Please transcribe the records precisely; pictures stay out of your copy.

** START OF WORKING DATA **

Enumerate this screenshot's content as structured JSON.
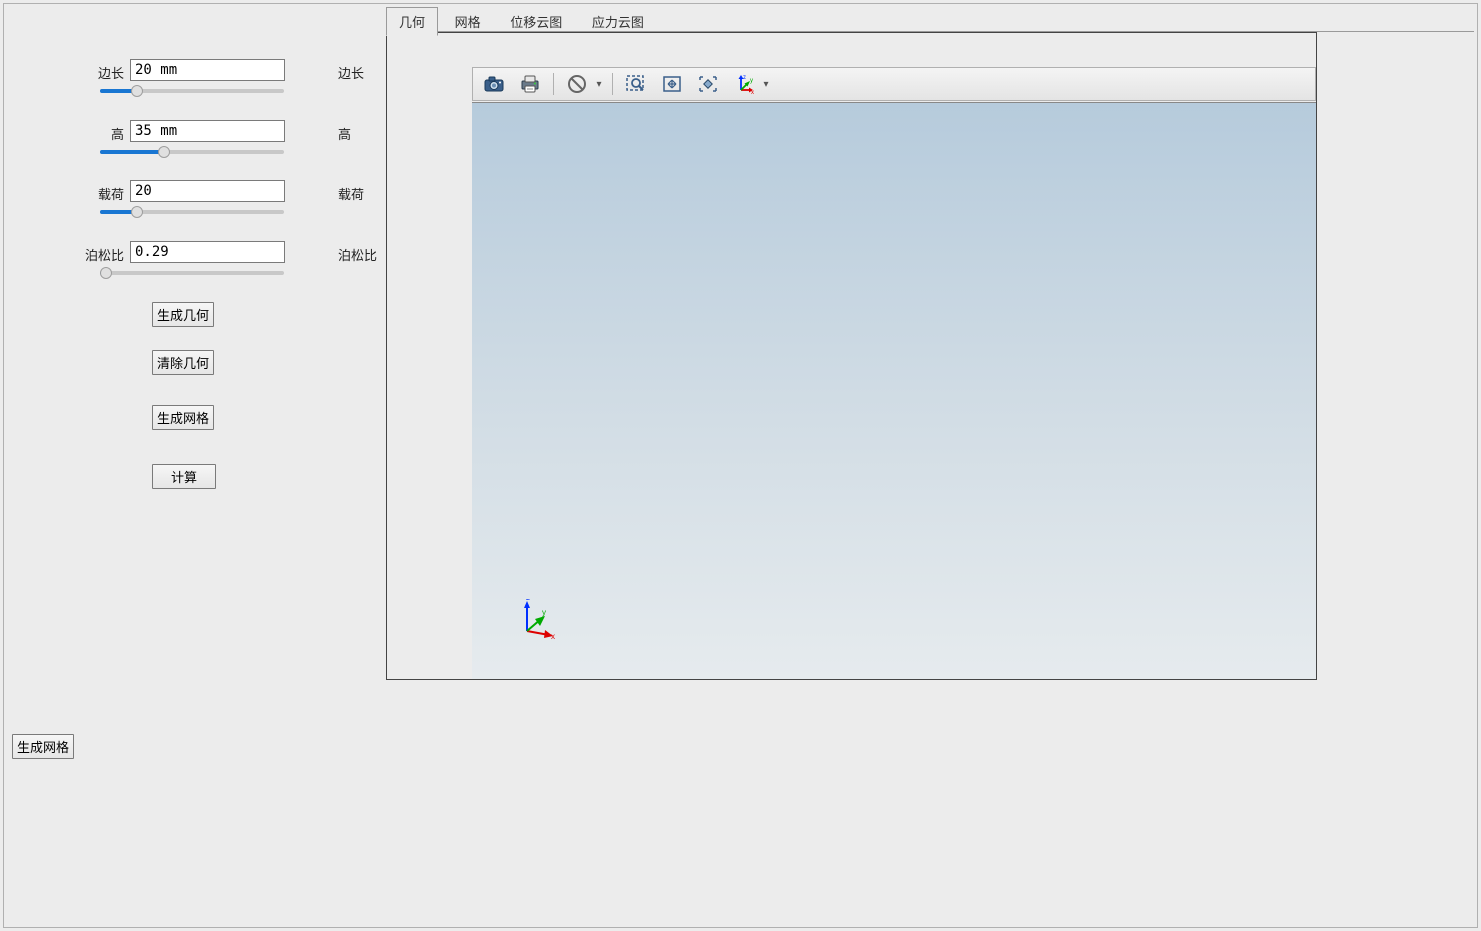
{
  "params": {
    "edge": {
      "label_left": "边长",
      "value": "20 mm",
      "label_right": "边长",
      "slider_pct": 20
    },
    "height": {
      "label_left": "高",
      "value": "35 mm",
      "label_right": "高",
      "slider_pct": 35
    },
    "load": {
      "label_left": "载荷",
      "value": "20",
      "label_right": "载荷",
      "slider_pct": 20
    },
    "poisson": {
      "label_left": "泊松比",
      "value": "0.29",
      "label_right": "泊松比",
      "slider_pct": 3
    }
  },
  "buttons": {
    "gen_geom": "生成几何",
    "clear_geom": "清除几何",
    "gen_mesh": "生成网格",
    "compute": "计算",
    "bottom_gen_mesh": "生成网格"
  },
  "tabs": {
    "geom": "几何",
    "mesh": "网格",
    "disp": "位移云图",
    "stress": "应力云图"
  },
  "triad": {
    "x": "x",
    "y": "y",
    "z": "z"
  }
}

** END OF WORKING DATA **

### EXERCISE ANSWER
Enumerate this screenshot's content as structured JSON.
{
  "params": {
    "edge": {
      "label_left": "边长",
      "value": "20 mm",
      "label_right": "边长",
      "slider_pct": 20
    },
    "height": {
      "label_left": "高",
      "value": "35 mm",
      "label_right": "高",
      "slider_pct": 35
    },
    "load": {
      "label_left": "载荷",
      "value": "20",
      "label_right": "载荷",
      "slider_pct": 20
    },
    "poisson": {
      "label_left": "泊松比",
      "value": "0.29",
      "label_right": "泊松比",
      "slider_pct": 3
    }
  },
  "buttons": {
    "gen_geom": "生成几何",
    "clear_geom": "清除几何",
    "gen_mesh": "生成网格",
    "compute": "计算",
    "bottom_gen_mesh": "生成网格"
  },
  "tabs": {
    "geom": "几何",
    "mesh": "网格",
    "disp": "位移云图",
    "stress": "应力云图"
  },
  "triad": {
    "x": "x",
    "y": "y",
    "z": "z"
  }
}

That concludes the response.